→ Supplied material
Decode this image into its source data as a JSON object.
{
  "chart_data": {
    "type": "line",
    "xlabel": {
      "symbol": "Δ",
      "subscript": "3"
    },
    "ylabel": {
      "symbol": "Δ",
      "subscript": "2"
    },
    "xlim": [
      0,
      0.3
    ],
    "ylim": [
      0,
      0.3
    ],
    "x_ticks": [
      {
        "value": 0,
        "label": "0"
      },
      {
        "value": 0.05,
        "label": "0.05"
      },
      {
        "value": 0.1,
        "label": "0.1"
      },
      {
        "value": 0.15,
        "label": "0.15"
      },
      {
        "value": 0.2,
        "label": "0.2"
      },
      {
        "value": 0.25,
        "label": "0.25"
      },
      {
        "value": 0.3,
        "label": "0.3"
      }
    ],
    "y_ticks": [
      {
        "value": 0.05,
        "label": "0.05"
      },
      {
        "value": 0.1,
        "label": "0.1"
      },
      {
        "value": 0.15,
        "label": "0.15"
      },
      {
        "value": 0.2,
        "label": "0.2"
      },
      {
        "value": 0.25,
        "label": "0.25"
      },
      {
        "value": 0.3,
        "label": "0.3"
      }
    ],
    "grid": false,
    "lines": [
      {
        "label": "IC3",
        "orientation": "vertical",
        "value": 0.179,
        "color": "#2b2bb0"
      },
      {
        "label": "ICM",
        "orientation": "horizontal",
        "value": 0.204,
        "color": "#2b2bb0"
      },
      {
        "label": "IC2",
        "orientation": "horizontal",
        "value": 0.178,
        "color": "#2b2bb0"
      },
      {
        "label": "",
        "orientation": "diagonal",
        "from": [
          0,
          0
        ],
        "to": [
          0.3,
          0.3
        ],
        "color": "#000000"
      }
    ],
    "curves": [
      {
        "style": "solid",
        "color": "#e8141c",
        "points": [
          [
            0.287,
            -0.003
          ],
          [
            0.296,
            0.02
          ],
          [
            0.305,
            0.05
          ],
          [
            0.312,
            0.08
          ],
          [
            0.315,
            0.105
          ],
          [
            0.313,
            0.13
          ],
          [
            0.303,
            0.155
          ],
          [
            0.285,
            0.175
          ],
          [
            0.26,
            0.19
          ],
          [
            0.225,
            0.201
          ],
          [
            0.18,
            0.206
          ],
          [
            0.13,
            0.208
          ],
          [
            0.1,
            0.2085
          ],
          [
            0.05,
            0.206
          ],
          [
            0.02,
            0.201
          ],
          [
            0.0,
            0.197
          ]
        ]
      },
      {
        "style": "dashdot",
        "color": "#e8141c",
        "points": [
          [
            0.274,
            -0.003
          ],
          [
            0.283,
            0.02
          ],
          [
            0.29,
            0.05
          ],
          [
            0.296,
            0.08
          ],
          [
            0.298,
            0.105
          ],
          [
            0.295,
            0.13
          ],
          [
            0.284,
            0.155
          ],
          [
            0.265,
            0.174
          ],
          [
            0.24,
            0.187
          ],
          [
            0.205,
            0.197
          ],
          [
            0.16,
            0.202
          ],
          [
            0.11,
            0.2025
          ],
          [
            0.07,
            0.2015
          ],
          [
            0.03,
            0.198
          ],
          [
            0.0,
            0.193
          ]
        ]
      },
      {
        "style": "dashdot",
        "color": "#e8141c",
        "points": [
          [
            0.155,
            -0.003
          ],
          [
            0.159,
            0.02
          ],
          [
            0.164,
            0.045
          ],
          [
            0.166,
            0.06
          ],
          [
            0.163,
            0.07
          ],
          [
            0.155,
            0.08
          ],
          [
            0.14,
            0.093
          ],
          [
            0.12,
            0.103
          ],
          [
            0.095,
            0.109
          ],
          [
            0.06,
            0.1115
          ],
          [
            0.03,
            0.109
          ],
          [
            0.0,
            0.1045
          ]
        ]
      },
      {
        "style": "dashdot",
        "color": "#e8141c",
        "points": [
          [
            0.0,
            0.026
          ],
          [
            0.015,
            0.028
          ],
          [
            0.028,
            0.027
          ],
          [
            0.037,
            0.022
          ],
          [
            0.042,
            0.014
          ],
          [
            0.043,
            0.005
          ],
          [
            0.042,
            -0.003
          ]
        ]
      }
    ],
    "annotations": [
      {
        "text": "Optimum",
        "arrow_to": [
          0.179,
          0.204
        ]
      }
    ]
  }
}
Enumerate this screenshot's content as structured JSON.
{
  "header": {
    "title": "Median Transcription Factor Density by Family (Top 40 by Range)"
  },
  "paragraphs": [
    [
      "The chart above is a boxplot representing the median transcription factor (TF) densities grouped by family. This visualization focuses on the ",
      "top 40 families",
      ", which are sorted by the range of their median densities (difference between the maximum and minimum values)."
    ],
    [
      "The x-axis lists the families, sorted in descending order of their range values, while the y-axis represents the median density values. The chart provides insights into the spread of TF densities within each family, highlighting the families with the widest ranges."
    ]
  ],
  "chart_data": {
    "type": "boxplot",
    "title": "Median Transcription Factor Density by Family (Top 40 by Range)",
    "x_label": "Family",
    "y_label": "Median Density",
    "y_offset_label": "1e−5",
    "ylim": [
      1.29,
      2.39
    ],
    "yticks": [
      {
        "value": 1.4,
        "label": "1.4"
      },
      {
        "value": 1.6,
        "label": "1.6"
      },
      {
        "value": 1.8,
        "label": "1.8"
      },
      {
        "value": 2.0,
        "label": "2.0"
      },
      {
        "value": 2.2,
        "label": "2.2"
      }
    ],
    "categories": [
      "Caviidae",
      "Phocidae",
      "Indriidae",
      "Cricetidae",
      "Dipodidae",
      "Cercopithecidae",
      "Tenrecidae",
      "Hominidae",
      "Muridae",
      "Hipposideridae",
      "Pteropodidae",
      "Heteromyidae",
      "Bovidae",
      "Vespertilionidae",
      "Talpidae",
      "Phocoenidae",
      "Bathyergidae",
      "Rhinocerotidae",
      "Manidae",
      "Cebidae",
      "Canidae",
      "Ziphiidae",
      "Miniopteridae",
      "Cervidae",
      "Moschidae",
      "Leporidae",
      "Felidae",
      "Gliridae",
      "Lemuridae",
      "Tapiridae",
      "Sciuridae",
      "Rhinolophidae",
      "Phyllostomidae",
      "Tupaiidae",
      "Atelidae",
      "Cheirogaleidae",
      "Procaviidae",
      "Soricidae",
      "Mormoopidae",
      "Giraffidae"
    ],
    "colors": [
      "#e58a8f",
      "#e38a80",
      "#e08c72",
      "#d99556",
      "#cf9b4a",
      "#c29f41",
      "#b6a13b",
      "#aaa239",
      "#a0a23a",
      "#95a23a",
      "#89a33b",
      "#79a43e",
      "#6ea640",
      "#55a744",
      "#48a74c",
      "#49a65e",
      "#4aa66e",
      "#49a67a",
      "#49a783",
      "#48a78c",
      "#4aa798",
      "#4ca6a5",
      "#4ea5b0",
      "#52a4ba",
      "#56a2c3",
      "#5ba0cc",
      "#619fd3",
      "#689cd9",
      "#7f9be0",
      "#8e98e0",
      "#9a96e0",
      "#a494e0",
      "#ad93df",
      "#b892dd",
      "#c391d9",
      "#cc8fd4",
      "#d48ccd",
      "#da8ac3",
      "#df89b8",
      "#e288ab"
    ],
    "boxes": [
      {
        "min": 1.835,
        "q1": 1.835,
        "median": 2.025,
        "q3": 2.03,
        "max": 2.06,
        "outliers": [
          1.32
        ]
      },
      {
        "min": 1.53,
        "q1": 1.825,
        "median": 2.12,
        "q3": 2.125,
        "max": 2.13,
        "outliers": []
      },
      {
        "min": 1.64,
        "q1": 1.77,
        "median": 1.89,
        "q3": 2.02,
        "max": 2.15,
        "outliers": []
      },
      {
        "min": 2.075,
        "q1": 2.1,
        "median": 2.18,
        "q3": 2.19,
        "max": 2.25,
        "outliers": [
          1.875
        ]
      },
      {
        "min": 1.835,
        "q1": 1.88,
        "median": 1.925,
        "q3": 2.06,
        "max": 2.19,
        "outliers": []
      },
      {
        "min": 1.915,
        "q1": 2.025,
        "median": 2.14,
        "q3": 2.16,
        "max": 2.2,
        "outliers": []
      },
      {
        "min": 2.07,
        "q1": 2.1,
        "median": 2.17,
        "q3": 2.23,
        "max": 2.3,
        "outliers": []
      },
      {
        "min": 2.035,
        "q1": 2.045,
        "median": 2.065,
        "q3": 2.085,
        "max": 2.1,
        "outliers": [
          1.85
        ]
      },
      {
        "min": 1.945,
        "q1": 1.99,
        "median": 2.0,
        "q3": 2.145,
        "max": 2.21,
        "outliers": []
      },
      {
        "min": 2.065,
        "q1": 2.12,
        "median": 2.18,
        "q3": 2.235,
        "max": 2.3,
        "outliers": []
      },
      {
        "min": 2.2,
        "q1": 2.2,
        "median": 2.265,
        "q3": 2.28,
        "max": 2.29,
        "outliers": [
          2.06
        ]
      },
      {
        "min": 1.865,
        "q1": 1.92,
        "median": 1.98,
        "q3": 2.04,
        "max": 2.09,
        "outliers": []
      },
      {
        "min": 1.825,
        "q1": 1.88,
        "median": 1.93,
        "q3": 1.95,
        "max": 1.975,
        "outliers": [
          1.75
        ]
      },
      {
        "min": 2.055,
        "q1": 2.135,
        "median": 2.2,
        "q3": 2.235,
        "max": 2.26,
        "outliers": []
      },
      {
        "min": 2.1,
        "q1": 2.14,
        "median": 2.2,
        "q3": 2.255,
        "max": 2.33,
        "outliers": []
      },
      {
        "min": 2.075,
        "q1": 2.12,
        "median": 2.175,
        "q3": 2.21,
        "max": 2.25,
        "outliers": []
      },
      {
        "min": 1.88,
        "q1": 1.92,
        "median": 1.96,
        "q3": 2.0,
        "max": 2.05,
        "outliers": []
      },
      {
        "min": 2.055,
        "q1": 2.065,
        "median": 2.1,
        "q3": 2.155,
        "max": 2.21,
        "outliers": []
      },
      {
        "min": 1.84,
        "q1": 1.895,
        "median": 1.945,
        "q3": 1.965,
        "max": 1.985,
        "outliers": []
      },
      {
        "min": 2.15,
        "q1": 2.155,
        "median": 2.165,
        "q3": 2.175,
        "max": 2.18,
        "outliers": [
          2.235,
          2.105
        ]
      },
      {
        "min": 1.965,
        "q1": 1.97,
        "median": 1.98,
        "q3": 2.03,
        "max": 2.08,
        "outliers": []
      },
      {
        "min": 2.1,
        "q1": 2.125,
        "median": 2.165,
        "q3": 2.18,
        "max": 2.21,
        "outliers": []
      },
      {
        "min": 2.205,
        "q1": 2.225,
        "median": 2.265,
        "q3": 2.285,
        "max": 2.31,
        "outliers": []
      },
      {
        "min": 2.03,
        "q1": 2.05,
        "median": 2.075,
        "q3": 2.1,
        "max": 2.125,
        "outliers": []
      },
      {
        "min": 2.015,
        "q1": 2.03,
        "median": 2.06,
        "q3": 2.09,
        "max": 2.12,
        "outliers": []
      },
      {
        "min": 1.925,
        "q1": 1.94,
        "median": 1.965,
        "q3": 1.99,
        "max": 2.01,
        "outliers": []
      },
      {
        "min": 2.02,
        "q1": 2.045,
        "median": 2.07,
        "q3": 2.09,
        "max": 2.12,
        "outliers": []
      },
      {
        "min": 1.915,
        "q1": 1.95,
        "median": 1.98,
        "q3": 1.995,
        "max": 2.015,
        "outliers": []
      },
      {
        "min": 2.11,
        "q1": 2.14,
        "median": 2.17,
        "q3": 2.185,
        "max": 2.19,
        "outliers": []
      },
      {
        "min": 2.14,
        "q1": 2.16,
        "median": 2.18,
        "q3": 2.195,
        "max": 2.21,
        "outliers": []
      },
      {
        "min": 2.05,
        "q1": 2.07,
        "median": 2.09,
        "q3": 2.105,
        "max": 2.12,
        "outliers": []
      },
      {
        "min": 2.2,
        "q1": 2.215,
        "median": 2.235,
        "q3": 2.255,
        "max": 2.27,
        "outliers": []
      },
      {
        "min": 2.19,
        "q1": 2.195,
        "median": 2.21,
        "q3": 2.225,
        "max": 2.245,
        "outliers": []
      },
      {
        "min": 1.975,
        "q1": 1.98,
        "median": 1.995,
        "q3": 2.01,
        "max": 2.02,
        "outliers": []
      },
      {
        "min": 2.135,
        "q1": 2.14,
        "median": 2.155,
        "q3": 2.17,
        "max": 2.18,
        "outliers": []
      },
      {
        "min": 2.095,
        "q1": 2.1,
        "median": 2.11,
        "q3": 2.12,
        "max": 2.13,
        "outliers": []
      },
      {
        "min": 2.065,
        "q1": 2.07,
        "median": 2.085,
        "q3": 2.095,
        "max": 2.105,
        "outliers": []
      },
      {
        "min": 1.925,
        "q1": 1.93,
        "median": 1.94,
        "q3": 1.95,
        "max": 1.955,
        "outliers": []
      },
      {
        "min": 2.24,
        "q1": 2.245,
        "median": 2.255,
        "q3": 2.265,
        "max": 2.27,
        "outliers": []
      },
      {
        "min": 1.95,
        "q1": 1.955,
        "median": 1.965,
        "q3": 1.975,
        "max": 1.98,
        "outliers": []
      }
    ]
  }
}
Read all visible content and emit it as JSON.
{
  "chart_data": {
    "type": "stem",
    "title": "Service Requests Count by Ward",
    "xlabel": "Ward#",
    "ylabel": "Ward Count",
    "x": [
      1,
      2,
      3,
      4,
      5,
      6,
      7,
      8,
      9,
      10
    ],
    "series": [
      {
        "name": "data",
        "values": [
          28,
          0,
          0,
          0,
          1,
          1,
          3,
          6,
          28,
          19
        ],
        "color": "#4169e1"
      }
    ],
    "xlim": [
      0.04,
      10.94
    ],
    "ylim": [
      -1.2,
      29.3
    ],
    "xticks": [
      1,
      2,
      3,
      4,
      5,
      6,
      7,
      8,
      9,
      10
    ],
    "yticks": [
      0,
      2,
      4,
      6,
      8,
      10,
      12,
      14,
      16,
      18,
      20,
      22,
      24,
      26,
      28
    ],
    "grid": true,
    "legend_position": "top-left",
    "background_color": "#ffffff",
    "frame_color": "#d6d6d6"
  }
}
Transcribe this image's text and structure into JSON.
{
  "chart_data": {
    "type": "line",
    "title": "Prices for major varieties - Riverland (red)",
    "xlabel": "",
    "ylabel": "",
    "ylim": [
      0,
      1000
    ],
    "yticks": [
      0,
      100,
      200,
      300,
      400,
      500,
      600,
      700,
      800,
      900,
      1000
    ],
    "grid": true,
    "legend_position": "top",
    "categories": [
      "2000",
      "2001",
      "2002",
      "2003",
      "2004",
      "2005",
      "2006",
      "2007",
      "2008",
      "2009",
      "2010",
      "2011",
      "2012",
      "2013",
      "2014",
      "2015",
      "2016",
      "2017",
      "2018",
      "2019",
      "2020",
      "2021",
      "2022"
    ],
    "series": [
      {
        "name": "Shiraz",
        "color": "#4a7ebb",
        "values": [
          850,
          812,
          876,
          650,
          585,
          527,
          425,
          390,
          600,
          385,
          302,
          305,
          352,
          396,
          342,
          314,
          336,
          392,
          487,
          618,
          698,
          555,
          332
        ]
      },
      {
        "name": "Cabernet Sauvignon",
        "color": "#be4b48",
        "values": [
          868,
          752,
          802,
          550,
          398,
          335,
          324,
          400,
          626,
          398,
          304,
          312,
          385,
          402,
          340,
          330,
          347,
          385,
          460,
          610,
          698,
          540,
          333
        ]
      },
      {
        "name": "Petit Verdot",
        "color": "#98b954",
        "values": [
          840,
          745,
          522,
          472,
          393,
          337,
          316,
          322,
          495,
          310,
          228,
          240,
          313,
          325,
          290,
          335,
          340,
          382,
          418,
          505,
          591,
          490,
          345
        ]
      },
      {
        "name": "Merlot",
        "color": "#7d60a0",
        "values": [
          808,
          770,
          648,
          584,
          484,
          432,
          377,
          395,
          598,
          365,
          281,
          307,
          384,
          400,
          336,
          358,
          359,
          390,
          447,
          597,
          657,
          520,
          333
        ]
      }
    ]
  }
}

→ Exercise prompt
Scan the material above. Copy each line that holds the word "type".

→ Result for this task
    "type": "line",
    "type": "boxplot",
    "type": "stem",
    "type": "line",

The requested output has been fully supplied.